START Material for this exercise

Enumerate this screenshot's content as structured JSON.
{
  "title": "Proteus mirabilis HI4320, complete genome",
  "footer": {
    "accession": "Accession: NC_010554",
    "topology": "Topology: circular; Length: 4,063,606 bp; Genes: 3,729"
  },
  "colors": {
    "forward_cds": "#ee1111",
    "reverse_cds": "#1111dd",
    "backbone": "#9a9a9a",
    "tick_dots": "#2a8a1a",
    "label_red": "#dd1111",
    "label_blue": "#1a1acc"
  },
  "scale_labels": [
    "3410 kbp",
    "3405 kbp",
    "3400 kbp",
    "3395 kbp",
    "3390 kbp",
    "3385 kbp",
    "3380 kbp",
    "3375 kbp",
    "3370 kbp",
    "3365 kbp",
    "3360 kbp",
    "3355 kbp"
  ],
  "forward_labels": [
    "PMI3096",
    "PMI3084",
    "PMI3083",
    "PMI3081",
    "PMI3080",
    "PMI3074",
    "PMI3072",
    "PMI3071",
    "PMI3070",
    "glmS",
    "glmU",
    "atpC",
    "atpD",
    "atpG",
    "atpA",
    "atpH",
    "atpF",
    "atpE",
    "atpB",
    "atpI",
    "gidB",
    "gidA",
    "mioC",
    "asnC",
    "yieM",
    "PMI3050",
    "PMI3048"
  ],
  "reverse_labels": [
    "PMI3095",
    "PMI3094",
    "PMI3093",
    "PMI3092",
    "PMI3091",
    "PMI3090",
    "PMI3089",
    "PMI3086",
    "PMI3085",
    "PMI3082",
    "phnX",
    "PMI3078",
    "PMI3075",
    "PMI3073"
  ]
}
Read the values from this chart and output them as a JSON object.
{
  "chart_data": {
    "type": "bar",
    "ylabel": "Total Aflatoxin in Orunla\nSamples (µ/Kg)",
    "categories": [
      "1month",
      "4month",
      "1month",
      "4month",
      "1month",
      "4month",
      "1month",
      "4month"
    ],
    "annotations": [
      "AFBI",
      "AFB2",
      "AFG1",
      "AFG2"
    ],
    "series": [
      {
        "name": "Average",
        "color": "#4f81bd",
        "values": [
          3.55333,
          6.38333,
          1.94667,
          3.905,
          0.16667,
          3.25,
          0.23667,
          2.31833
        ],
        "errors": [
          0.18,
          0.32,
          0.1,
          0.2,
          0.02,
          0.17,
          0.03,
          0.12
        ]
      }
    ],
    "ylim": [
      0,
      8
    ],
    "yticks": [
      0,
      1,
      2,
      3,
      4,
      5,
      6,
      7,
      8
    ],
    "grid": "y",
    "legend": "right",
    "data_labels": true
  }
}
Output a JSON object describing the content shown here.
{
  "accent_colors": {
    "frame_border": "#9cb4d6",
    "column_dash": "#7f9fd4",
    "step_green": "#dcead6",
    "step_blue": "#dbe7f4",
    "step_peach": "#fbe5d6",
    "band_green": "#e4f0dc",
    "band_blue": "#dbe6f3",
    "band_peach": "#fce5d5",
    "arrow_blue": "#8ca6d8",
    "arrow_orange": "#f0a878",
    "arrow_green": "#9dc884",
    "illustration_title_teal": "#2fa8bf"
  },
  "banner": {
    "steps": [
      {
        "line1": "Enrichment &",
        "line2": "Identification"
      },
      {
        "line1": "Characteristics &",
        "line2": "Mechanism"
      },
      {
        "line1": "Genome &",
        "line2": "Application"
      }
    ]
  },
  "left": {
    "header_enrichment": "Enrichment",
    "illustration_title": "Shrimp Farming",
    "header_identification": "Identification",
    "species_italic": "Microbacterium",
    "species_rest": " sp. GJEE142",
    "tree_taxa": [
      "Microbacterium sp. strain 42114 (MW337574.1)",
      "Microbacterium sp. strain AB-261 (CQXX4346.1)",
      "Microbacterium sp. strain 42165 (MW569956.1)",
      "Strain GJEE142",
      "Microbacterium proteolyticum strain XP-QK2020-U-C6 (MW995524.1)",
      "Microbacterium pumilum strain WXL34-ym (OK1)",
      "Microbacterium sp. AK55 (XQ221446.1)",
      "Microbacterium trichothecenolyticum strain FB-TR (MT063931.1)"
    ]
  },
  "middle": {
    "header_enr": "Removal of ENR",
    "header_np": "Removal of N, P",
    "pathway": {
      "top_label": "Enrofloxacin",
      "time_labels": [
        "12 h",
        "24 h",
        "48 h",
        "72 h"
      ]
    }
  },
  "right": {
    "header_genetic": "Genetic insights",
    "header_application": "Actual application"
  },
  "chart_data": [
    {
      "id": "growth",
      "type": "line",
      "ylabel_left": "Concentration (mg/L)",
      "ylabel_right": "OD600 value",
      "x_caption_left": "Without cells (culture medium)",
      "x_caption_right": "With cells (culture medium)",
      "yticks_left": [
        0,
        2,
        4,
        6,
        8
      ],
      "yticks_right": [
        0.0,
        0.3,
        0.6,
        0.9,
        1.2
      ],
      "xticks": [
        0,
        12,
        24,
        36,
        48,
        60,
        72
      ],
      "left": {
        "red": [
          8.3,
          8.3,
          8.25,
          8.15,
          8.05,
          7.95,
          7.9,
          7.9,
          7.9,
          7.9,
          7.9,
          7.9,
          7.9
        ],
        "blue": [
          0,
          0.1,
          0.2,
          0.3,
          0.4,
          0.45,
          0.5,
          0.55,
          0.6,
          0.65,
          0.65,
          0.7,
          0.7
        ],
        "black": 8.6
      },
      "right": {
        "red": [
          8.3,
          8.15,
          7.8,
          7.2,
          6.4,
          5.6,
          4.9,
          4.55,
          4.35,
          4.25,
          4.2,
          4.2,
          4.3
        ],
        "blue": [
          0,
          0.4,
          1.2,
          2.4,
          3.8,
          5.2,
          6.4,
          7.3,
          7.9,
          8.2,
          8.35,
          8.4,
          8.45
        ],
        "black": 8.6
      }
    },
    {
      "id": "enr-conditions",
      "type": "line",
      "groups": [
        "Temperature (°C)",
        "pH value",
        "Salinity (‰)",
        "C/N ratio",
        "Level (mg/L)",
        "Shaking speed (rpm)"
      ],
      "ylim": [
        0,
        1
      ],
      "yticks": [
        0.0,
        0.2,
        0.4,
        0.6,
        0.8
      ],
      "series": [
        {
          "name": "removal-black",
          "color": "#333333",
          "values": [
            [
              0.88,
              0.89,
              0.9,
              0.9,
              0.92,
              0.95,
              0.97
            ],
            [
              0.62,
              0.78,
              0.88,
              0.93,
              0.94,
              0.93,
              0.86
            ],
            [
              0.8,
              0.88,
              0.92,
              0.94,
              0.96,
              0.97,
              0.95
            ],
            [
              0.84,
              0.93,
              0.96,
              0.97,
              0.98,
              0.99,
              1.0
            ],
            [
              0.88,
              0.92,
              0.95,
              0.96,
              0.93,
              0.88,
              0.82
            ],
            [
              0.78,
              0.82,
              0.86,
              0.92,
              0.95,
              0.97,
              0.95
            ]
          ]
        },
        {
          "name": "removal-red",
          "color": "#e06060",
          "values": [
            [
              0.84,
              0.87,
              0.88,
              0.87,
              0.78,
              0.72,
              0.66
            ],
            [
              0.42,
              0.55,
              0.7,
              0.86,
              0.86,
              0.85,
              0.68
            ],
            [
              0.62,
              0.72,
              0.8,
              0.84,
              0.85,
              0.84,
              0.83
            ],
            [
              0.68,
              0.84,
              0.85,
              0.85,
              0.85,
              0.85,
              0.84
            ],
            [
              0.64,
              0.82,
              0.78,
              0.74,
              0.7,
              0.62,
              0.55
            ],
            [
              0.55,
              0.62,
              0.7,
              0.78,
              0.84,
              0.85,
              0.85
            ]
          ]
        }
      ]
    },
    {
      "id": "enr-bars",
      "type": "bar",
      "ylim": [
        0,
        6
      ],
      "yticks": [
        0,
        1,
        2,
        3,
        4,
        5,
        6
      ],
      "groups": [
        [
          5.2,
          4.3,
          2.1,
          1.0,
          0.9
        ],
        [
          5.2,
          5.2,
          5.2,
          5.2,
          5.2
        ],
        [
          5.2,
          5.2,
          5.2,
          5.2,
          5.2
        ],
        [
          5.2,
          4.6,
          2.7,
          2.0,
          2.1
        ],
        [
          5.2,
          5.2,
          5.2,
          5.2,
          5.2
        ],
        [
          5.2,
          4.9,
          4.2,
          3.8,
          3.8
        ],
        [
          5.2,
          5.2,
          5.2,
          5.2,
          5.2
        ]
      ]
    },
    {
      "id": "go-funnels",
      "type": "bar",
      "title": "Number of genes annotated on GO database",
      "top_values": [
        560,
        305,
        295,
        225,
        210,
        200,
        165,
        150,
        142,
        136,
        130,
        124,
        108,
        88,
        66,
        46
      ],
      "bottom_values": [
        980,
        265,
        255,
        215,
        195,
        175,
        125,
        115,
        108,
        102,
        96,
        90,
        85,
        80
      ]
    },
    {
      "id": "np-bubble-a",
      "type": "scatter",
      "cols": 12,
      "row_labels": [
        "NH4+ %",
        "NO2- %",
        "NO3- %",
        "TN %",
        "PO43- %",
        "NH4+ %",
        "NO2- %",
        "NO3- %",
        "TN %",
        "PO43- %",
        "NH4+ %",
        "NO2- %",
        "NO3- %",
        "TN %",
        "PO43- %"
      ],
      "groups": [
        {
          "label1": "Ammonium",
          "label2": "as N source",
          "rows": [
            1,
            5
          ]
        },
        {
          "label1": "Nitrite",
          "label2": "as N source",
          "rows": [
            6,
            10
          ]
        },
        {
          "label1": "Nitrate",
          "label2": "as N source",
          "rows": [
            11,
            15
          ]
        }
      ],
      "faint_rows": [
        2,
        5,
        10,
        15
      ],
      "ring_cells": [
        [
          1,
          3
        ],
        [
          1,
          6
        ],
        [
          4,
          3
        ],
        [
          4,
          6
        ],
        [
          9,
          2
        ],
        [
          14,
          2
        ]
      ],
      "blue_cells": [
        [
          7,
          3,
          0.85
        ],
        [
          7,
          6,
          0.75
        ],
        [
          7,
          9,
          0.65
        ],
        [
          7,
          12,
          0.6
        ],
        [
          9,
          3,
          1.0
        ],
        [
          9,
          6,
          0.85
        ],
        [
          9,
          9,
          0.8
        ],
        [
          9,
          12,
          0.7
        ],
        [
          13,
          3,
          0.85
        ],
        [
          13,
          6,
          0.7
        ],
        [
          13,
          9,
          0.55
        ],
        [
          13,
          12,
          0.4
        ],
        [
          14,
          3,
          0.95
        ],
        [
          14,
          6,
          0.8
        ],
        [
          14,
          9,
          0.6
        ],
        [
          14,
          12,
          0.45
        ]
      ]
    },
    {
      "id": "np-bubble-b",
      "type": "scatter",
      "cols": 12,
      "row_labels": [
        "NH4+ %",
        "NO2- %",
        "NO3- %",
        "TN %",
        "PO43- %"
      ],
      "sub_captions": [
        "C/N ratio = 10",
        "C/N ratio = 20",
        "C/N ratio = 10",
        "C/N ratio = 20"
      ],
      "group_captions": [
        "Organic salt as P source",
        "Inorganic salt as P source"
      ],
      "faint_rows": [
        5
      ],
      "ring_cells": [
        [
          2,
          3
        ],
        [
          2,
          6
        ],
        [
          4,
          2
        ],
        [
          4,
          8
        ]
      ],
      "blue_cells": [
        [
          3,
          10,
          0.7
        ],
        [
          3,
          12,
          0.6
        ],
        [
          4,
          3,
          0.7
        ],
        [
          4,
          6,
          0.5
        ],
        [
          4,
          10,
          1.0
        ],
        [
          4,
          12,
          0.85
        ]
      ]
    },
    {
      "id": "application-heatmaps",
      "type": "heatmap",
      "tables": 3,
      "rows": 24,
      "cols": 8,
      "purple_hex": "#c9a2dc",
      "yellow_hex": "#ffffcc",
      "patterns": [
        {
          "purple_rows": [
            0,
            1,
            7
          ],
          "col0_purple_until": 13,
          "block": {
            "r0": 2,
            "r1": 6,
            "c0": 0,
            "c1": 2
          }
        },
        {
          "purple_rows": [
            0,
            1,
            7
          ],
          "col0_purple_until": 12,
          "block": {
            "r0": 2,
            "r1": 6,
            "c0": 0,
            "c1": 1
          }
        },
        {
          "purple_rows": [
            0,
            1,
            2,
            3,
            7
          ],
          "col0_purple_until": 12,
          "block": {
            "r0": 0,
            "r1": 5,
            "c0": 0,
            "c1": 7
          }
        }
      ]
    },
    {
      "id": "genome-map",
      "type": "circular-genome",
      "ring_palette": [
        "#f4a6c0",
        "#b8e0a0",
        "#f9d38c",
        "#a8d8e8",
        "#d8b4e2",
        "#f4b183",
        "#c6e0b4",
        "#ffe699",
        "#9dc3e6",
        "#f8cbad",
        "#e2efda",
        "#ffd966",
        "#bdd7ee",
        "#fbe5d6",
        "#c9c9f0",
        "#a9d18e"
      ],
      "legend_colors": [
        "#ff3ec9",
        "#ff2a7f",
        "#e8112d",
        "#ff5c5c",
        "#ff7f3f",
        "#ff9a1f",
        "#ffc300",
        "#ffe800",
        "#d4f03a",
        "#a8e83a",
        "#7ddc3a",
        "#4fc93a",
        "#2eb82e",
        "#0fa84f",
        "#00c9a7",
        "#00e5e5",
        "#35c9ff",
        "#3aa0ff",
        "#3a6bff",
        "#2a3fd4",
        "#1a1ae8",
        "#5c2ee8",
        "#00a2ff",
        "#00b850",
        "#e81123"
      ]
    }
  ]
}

END Material for this exercise

# Assigned task
A single number is the whole answer: the number of lines in the entries that include "Microbacterium".

# Expected answer
8